-- Begin Information provided --
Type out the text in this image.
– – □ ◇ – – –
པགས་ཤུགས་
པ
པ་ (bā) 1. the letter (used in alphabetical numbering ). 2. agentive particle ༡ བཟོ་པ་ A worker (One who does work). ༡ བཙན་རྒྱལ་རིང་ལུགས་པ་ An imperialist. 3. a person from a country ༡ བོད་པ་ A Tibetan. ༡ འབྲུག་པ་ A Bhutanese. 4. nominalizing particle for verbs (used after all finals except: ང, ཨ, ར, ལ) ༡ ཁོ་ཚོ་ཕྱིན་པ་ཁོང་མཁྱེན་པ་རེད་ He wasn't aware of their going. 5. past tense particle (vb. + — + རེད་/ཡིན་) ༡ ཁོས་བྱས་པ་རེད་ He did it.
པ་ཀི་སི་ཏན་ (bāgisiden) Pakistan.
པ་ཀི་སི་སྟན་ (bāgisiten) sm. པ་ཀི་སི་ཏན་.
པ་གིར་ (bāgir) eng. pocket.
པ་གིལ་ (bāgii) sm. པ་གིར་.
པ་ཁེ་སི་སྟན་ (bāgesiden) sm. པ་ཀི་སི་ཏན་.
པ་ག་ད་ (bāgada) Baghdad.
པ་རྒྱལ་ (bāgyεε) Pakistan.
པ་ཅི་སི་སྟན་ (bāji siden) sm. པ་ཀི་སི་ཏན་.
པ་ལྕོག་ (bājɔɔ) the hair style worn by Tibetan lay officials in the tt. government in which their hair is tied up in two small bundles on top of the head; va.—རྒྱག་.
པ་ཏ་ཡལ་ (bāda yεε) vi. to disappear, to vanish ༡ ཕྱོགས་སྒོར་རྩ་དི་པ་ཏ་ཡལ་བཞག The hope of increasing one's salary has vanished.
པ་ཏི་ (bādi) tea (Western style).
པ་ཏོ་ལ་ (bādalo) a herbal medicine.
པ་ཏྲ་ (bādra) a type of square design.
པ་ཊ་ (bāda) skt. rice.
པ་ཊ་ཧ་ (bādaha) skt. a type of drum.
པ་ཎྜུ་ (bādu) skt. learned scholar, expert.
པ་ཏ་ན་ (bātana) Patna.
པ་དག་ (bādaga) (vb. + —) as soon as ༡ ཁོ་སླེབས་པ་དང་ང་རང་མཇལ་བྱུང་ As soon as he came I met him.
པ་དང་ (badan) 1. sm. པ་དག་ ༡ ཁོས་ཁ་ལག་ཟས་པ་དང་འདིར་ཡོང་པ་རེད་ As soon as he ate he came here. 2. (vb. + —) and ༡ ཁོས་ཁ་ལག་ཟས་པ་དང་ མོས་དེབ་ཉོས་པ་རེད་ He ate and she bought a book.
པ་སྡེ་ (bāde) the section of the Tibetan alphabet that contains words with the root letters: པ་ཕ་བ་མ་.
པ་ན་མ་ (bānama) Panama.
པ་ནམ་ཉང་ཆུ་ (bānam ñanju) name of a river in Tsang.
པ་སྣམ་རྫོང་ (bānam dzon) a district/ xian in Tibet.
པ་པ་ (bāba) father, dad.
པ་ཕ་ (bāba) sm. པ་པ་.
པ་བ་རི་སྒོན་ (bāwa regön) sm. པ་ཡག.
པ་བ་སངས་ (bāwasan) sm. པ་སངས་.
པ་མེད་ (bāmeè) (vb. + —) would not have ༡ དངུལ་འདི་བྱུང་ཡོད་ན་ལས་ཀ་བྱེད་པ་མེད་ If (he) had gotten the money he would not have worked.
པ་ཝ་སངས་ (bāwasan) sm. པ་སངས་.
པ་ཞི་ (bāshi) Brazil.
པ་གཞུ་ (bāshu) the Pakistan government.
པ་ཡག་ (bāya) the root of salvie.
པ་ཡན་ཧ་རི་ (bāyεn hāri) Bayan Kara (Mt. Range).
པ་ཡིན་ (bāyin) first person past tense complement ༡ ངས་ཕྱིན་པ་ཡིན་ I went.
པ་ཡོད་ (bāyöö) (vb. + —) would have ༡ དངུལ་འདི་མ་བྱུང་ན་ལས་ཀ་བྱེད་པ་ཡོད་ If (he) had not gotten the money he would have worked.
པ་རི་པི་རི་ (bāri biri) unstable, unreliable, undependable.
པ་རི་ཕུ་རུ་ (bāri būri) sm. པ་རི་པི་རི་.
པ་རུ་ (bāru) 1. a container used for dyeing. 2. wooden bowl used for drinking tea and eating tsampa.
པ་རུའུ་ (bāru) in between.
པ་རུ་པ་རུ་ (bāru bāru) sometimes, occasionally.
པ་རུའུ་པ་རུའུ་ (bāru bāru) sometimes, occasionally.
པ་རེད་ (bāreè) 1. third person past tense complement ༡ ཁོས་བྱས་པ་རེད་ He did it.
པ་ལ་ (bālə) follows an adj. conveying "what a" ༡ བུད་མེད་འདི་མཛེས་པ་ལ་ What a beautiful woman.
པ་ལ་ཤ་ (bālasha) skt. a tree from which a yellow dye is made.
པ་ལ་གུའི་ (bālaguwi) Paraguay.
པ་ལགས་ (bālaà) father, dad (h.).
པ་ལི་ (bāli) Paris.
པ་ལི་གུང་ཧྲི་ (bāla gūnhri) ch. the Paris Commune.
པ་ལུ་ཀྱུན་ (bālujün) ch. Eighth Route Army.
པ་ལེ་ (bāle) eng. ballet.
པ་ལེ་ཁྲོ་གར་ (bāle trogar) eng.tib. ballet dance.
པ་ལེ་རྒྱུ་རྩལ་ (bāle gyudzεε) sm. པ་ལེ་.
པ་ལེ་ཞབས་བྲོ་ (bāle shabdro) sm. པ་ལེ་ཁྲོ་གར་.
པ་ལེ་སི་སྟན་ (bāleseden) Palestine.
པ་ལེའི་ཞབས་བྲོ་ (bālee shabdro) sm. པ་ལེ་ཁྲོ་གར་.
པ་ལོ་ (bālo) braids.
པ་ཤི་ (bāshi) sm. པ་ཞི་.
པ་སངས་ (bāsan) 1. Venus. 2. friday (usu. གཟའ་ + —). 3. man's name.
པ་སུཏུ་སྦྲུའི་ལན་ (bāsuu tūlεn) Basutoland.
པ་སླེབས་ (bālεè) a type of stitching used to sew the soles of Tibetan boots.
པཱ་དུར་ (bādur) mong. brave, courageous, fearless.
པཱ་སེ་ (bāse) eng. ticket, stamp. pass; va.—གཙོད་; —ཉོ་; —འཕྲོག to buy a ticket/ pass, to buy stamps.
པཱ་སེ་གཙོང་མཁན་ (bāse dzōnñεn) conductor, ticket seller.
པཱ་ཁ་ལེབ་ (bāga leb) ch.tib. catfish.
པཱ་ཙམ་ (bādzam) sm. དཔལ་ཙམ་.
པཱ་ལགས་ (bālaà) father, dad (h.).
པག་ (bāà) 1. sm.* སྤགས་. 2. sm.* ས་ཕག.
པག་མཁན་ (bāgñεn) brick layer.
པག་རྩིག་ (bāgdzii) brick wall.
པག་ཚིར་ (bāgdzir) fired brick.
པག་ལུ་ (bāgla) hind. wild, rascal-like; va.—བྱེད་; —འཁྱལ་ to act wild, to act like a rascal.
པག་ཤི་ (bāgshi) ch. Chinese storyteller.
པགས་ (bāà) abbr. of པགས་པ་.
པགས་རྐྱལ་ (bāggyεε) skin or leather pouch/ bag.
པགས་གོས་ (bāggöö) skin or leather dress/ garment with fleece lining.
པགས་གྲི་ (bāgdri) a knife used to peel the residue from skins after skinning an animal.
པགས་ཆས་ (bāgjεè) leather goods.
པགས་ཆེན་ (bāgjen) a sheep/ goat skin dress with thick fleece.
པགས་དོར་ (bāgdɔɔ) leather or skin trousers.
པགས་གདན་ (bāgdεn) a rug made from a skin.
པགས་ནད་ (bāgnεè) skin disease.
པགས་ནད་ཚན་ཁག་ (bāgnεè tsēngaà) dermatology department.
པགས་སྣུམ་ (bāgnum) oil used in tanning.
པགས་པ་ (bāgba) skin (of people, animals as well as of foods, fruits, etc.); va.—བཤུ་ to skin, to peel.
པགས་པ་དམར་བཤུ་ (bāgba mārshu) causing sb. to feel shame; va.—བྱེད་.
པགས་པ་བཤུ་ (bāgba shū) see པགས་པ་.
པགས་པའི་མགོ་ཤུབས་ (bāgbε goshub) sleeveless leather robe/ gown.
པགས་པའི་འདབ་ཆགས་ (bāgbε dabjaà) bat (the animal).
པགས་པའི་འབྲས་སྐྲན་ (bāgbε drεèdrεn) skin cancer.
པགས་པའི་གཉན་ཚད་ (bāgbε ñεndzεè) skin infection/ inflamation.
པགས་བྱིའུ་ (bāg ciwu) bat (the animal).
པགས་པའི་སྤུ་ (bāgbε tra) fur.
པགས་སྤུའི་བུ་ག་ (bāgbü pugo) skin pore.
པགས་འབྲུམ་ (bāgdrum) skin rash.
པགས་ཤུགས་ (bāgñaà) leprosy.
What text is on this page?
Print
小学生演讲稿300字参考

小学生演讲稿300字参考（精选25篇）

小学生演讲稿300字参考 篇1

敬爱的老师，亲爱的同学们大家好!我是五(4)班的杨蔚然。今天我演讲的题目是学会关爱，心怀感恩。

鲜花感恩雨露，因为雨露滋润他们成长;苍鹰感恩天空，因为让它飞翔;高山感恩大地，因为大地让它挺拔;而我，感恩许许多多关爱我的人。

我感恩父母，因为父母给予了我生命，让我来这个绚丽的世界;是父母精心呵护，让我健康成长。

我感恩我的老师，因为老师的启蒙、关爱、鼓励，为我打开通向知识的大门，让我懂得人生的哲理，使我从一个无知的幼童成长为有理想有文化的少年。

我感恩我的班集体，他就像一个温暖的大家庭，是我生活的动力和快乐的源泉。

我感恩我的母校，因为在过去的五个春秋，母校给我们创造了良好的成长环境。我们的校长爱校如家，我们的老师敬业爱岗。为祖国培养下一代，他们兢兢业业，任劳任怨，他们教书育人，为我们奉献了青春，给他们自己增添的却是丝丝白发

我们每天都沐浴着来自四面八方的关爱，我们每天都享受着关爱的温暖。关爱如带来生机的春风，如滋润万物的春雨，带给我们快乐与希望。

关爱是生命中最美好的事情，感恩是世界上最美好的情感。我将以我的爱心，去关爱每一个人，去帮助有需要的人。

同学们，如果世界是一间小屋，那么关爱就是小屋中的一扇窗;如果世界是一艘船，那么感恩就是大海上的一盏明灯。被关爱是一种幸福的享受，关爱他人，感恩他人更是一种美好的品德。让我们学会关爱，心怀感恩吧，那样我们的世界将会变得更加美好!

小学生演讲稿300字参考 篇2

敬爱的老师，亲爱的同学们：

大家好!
-- End Information provided --
◆ **What needs to be done**
Copy each line above that contains the word "father".

◆ **Exercise result**
པ་པ་ (bāba) father, dad.
པ་ལགས་ (bālaà) father, dad (h.).
པཱ་ལགས་ (bālaà) father, dad (h.).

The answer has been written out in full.